### DATA SUPPLIED
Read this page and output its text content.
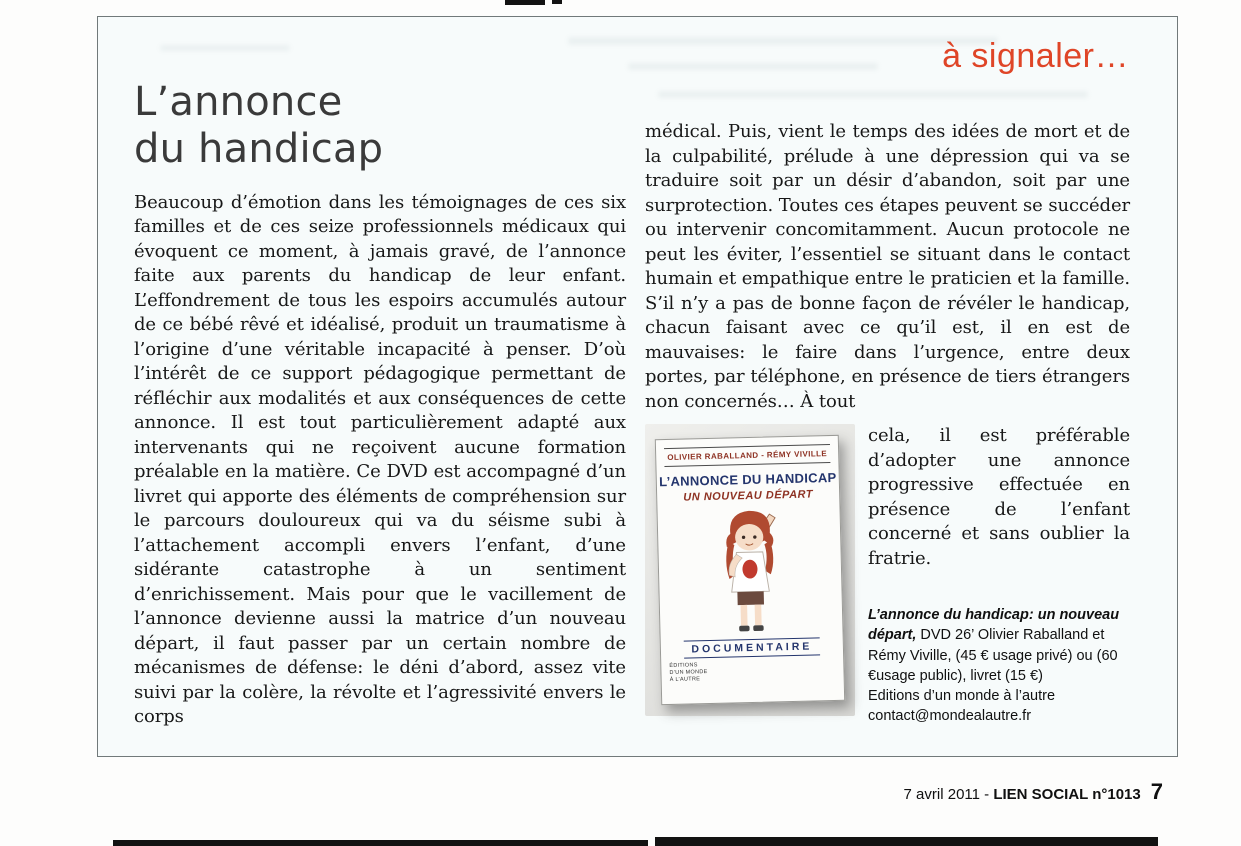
à signaler…
L’annonce
du handicap

Beaucoup d’émotion dans les témoignages de ces six familles et de ces seize professionnels médicaux qui évoquent ce moment, à jamais gravé, de l’annonce faite aux parents du handicap de leur enfant. L’effondrement de tous les espoirs accumulés autour de ce bébé rêvé et idéalisé, produit un traumatisme à l’origine d’une véritable incapacité à penser. D’où l’intérêt de ce support pédagogique permettant de réfléchir aux modalités et aux conséquences de cette annonce. Il est tout particulièrement adapté aux intervenants qui ne reçoivent aucune formation préalable en la matière. Ce DVD est accompagné d’un livret qui apporte des éléments de compréhension sur le parcours douloureux qui va du séisme subi à l’attachement accompli envers l’enfant, d’une sidérante catastrophe à un sentiment d’enrichissement. Mais pour que le vacillement de l’annonce devienne aussi la matrice d’un nouveau départ, il faut passer par un certain nombre de mécanismes de défense: le déni d’abord, assez vite suivi par la colère, la révolte et l’agressivité envers le corps

médical. Puis, vient le temps des idées de mort et de la culpabilité, prélude à une dépression qui va se traduire soit par un désir d’abandon, soit par une surprotection. Toutes ces étapes peuvent se succéder ou intervenir concomitamment. Aucun protocole ne peut les éviter, l’essentiel se situant dans le contact humain et empathique entre le praticien et la famille. S’il n’y a pas de bonne façon de révéler le handicap, chacun faisant avec ce qu’il est, il en est de mauvaises: le faire dans l’urgence, entre deux portes, par téléphone, en présence de tiers étrangers non concernés… À tout

OLIVIER RABALLAND - RÉMY VIVILLE
L’ANNONCE DU HANDICAP
UN NOUVEAU DÉPART
DOCUMENTAIRE
ÉDITIONS
D’UN MONDE
À L’AUTRE

cela, il est préférable d’adopter une annonce progressive effectuée en présence de l’enfant concerné et sans oublier la fratrie.

L’annonce du handicap: un nouveau départ, DVD 26’ Olivier Raballand et Rémy Viville, (45 € usage privé) ou (60 €usage public), livret (15 €)
Editions d’un monde à l’autre
contact@mondealautre.fr

7 avril 2011 - LIEN SOCIAL n°1013 7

### TO BE DONE
Your task is to set down the records shown above exactly, minus any pictures.

### SOLUTION TO THIS PROBLEM
Read this page and output its text content.
à signaler…
L’annonce
du handicap

Beaucoup d’émotion dans les témoignages de ces six familles et de ces seize professionnels médicaux qui évoquent ce moment, à jamais gravé, de l’annonce faite aux parents du handicap de leur enfant. L’effondrement de tous les espoirs accumulés autour de ce bébé rêvé et idéalisé, produit un traumatisme à l’origine d’une véritable incapacité à penser. D’où l’intérêt de ce support pédagogique permettant de réfléchir aux modalités et aux conséquences de cette annonce. Il est tout particulièrement adapté aux intervenants qui ne reçoivent aucune formation préalable en la matière. Ce DVD est accompagné d’un livret qui apporte des éléments de compréhension sur le parcours douloureux qui va du séisme subi à l’attachement accompli envers l’enfant, d’une sidérante catastrophe à un sentiment d’enrichissement. Mais pour que le vacillement de l’annonce devienne aussi la matrice d’un nouveau départ, il faut passer par un certain nombre de mécanismes de défense: le déni d’abord, assez vite suivi par la colère, la révolte et l’agressivité envers le corps

médical. Puis, vient le temps des idées de mort et de la culpabilité, prélude à une dépression qui va se traduire soit par un désir d’abandon, soit par une surprotection. Toutes ces étapes peuvent se succéder ou intervenir concomitamment. Aucun protocole ne peut les éviter, l’essentiel se situant dans le contact humain et empathique entre le praticien et la famille. S’il n’y a pas de bonne façon de révéler le handicap, chacun faisant avec ce qu’il est, il en est de mauvaises: le faire dans l’urgence, entre deux portes, par téléphone, en présence de tiers étrangers non concernés… À tout

OLIVIER RABALLAND - RÉMY VIVILLE
L’ANNONCE DU HANDICAP
UN NOUVEAU DÉPART
DOCUMENTAIRE
ÉDITIONS
D’UN MONDE
À L’AUTRE

cela, il est préférable d’adopter une annonce progressive effectuée en présence de l’enfant concerné et sans oublier la fratrie.

L’annonce du handicap: un nouveau départ, DVD 26’ Olivier Raballand et Rémy Viville, (45 € usage privé) ou (60 €usage public), livret (15 €)
Editions d’un monde à l’autre
contact@mondealautre.fr

7 avril 2011 - LIEN SOCIAL n°1013 7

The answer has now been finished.